**Exercise requirements:** Your task is to gather the lines below that hold the string "legend".

**Dataset entries:**
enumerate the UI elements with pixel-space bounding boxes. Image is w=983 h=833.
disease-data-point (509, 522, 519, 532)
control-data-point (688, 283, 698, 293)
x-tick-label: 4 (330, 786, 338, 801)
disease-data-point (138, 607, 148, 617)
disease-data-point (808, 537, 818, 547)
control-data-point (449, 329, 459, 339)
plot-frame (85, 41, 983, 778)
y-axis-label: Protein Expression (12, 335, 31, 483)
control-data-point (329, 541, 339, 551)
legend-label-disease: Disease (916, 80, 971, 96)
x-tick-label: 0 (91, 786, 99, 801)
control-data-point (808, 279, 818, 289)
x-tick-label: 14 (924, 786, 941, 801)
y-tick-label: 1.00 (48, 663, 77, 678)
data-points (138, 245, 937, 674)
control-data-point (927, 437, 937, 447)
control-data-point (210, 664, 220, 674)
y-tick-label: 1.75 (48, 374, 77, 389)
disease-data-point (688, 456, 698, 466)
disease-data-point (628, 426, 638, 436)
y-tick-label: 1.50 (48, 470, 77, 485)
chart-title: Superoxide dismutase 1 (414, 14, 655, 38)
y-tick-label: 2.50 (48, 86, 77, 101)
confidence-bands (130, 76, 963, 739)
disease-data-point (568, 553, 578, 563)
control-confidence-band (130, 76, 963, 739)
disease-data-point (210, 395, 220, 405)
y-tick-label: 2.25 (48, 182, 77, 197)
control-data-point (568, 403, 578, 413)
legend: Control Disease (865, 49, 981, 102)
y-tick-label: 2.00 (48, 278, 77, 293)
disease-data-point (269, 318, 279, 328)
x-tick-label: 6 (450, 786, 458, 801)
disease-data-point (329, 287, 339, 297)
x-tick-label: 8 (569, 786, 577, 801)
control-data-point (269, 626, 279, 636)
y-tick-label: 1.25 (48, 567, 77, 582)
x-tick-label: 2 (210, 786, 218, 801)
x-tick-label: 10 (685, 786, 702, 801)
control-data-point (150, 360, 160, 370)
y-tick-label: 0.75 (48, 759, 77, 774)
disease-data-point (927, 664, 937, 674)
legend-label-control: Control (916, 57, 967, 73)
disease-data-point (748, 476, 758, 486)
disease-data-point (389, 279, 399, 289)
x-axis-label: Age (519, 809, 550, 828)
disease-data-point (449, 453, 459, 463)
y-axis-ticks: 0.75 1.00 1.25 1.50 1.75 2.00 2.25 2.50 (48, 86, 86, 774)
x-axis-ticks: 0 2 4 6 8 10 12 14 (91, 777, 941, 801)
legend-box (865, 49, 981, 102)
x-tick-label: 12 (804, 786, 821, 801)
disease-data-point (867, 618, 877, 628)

**Reply to the task:**
legend-label-disease: Disease (916, 80, 971, 96)
legend: Control Disease (865, 49, 981, 102)
legend-label-control: Control (916, 57, 967, 73)
legend-box (865, 49, 981, 102)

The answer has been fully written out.